Stated goal:
Exactly repeat the full listing that follows.

Task data:
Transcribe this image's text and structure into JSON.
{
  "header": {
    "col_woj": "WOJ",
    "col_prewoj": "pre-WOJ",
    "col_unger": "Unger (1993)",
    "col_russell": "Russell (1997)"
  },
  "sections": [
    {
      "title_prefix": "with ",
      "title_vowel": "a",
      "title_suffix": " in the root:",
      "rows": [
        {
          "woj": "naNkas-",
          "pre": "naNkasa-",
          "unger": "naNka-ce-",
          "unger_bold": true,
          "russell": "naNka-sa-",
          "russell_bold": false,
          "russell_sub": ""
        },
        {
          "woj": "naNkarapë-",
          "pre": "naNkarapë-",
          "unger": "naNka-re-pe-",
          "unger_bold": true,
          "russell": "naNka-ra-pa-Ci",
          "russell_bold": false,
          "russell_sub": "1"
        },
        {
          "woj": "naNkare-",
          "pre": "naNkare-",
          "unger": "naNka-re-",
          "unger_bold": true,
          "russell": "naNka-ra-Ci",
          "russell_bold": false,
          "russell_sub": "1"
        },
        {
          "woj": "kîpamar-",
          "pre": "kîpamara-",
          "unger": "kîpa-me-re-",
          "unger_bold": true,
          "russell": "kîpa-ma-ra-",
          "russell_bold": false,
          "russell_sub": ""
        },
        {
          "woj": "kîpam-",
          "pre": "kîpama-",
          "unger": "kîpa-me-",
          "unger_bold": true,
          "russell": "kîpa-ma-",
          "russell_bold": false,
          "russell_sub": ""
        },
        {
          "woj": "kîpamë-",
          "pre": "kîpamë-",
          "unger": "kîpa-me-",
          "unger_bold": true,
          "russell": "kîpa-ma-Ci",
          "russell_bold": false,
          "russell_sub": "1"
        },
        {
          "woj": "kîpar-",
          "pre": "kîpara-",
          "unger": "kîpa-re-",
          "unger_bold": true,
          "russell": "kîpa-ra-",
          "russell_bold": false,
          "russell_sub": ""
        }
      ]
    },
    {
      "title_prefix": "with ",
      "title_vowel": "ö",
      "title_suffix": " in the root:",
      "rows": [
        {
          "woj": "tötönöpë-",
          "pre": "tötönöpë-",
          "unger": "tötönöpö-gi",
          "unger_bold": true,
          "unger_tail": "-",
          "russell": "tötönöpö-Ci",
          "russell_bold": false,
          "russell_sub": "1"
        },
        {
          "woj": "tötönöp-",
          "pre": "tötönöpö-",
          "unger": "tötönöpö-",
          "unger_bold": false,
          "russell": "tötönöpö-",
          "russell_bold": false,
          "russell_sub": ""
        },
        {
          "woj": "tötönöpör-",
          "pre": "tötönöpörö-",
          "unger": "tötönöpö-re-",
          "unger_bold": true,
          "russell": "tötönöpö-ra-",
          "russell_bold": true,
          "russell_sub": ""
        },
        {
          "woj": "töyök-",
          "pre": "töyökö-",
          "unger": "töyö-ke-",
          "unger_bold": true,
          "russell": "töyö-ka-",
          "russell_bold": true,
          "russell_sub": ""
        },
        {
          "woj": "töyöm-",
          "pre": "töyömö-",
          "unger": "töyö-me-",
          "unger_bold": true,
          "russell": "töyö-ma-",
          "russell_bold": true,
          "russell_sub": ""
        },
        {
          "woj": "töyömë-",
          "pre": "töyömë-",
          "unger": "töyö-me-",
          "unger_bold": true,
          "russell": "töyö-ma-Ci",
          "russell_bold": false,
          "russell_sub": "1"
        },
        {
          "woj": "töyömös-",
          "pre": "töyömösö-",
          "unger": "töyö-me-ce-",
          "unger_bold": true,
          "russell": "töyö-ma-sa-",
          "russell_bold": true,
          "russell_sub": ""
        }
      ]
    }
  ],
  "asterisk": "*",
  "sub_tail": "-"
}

Problem solution:
Transcribe this image's text and structure into JSON.
{
  "header": {
    "col_woj": "WOJ",
    "col_prewoj": "pre-WOJ",
    "col_unger": "Unger (1993)",
    "col_russell": "Russell (1997)"
  },
  "sections": [
    {
      "title_prefix": "with ",
      "title_vowel": "a",
      "title_suffix": " in the root:",
      "rows": [
        {
          "woj": "naNkas-",
          "pre": "naNkasa-",
          "unger": "naNka-ce-",
          "unger_bold": true,
          "russell": "naNka-sa-",
          "russell_bold": false,
          "russell_sub": ""
        },
        {
          "woj": "naNkarapë-",
          "pre": "naNkarapë-",
          "unger": "naNka-re-pe-",
          "unger_bold": true,
          "russell": "naNka-ra-pa-Ci",
          "russell_bold": false,
          "russell_sub": "1"
        },
        {
          "woj": "naNkare-",
          "pre": "naNkare-",
          "unger": "naNka-re-",
          "unger_bold": true,
          "russell": "naNka-ra-Ci",
          "russell_bold": false,
          "russell_sub": "1"
        },
        {
          "woj": "kîpamar-",
          "pre": "kîpamara-",
          "unger": "kîpa-me-re-",
          "unger_bold": true,
          "russell": "kîpa-ma-ra-",
          "russell_bold": false,
          "russell_sub": ""
        },
        {
          "woj": "kîpam-",
          "pre": "kîpama-",
          "unger": "kîpa-me-",
          "unger_bold": true,
          "russell": "kîpa-ma-",
          "russell_bold": false,
          "russell_sub": ""
        },
        {
          "woj": "kîpamë-",
          "pre": "kîpamë-",
          "unger": "kîpa-me-",
          "unger_bold": true,
          "russell": "kîpa-ma-Ci",
          "russell_bold": false,
          "russell_sub": "1"
        },
        {
          "woj": "kîpar-",
          "pre": "kîpara-",
          "unger": "kîpa-re-",
          "unger_bold": true,
          "russell": "kîpa-ra-",
          "russell_bold": false,
          "russell_sub": ""
        }
      ]
    },
    {
      "title_prefix": "with ",
      "title_vowel": "ö",
      "title_suffix": " in the root:",
      "rows": [
        {
          "woj": "tötönöpë-",
          "pre": "tötönöpë-",
          "unger": "tötönöpö-gi",
          "unger_bold": true,
          "unger_tail": "-",
          "russell": "tötönöpö-Ci",
          "russell_bold": false,
          "russell_sub": "1"
        },
        {
          "woj": "tötönöp-",
          "pre": "tötönöpö-",
          "unger": "tötönöpö-",
          "unger_bold": false,
          "russell": "tötönöpö-",
          "russell_bold": false,
          "russell_sub": ""
        },
        {
          "woj": "tötönöpör-",
          "pre": "tötönöpörö-",
          "unger": "tötönöpö-re-",
          "unger_bold": true,
          "russell": "tötönöpö-ra-",
          "russell_bold": true,
          "russell_sub": ""
        },
        {
          "woj": "töyök-",
          "pre": "töyökö-",
          "unger": "töyö-ke-",
          "unger_bold": true,
          "russell": "töyö-ka-",
          "russell_bold": true,
          "russell_sub": ""
        },
        {
          "woj": "töyöm-",
          "pre": "töyömö-",
          "unger": "töyö-me-",
          "unger_bold": true,
          "russell": "töyö-ma-",
          "russell_bold": true,
          "russell_sub": ""
        },
        {
          "woj": "töyömë-",
          "pre": "töyömë-",
          "unger": "töyö-me-",
          "unger_bold": true,
          "russell": "töyö-ma-Ci",
          "russell_bold": false,
          "russell_sub": "1"
        },
        {
          "woj": "töyömös-",
          "pre": "töyömösö-",
          "unger": "töyö-me-ce-",
          "unger_bold": true,
          "russell": "töyö-ma-sa-",
          "russell_bold": true,
          "russell_sub": ""
        }
      ]
    }
  ],
  "asterisk": "*",
  "sub_tail": "-"
}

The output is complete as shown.